### Request
Provide nothing beyond the count of lines that include the string "съемка".

★ ★ ★ ★ ★

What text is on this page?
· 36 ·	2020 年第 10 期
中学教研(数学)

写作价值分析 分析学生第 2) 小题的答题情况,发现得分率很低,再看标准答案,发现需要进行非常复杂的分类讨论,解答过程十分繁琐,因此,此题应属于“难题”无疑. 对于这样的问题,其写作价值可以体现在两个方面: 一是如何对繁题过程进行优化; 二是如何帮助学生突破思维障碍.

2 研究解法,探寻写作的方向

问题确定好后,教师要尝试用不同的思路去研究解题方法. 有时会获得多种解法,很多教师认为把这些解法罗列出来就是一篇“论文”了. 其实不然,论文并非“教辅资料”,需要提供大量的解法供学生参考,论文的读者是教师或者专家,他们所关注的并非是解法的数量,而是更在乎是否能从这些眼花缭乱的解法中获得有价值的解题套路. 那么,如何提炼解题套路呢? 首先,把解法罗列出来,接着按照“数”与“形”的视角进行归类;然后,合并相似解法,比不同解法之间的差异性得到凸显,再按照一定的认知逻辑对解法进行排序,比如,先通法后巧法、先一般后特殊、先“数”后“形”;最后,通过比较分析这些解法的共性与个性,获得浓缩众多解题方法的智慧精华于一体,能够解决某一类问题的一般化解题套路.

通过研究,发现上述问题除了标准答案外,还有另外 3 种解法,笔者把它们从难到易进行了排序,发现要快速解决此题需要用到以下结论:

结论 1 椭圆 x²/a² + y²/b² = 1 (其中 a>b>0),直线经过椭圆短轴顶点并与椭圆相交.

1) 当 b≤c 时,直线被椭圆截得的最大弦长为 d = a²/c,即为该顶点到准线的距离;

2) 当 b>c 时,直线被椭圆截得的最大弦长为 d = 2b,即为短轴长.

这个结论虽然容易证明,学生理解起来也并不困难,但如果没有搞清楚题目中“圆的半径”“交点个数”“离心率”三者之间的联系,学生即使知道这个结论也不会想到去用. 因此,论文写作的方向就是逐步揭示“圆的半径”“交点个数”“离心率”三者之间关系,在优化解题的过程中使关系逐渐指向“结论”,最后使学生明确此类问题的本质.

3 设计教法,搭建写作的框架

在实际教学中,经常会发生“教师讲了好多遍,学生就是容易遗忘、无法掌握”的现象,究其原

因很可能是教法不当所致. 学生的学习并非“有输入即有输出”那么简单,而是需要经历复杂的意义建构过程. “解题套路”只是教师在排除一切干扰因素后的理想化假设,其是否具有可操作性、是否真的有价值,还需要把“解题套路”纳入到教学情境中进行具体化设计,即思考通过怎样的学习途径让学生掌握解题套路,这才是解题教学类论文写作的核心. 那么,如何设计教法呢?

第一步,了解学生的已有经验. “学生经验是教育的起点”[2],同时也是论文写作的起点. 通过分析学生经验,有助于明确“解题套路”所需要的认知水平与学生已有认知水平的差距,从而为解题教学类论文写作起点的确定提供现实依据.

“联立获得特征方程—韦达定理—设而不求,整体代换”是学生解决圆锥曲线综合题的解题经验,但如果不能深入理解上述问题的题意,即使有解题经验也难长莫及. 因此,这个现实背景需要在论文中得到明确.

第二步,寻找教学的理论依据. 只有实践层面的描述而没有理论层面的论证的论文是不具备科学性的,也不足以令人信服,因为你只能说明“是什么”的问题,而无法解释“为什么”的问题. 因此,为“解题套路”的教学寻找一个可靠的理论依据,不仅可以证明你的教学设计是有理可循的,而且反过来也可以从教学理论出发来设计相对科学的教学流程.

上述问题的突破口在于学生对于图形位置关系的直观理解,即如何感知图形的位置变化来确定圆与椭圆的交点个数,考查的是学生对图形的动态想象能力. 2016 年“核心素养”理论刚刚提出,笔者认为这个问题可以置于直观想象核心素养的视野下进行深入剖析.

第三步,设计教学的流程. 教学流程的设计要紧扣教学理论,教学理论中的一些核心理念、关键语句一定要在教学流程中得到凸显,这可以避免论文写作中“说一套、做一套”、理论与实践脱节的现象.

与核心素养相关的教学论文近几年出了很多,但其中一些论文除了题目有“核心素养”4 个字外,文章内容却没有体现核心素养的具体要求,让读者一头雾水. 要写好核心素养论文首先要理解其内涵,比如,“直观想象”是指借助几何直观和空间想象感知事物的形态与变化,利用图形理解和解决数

★ ★ ★ ★ ★

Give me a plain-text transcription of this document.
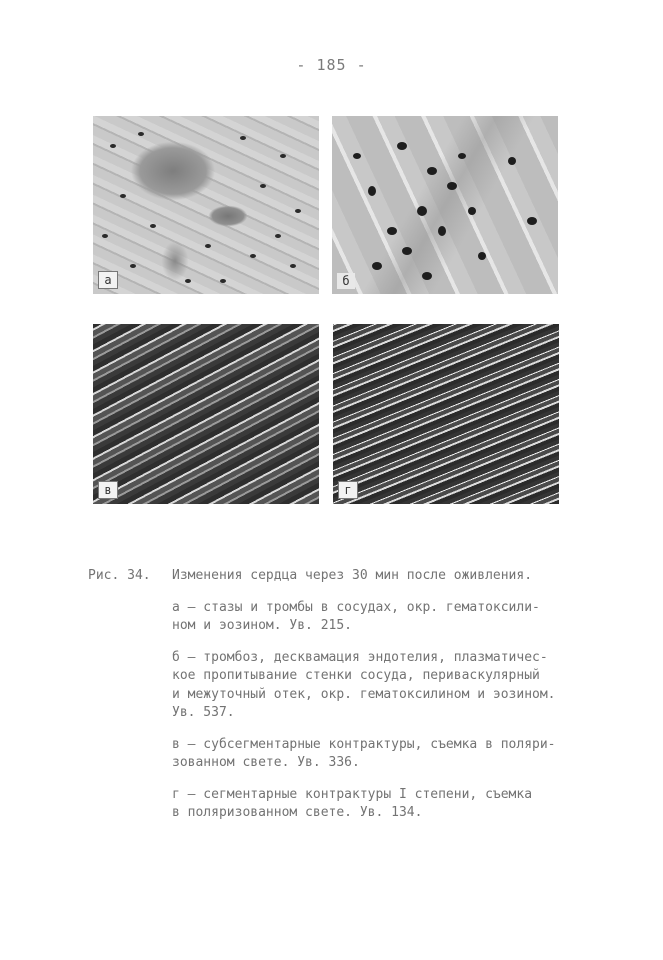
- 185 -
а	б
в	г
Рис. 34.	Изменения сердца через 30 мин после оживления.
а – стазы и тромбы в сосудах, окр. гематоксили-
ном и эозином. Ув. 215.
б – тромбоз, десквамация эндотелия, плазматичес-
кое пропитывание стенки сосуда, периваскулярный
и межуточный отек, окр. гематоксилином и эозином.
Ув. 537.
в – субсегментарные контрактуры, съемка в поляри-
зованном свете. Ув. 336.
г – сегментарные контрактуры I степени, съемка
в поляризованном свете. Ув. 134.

★ ★ ★ ★ ★

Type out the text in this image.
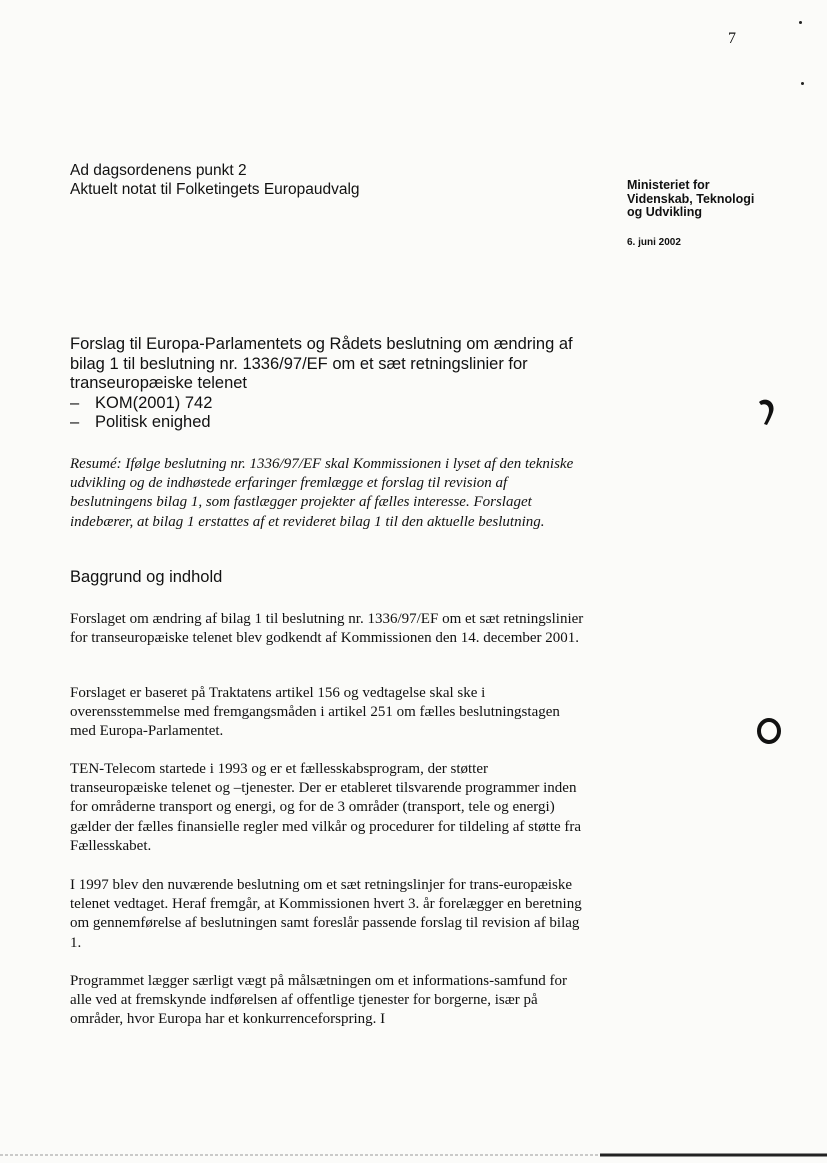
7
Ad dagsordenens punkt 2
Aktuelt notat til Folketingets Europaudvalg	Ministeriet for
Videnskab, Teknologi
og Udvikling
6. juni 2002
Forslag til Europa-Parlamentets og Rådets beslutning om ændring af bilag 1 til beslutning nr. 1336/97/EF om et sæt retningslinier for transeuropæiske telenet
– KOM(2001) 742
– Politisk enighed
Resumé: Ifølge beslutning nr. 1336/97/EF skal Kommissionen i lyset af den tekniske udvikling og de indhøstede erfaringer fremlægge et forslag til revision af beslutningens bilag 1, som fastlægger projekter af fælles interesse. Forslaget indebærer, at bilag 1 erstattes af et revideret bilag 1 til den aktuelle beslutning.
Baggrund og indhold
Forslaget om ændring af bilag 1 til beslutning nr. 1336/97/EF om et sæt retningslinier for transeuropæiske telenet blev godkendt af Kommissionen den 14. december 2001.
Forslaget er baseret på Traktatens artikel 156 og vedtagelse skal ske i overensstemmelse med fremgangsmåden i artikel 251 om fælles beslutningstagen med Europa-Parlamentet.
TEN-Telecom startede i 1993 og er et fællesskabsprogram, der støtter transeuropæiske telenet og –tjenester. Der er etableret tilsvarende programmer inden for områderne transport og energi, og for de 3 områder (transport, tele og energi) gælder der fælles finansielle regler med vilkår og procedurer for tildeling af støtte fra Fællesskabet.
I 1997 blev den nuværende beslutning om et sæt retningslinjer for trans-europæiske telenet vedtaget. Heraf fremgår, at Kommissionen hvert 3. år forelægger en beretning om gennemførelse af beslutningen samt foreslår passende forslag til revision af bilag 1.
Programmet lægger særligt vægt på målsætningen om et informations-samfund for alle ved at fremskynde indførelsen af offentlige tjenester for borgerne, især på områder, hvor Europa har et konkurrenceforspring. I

★ ★ ★ ★ ★

### Task solution
2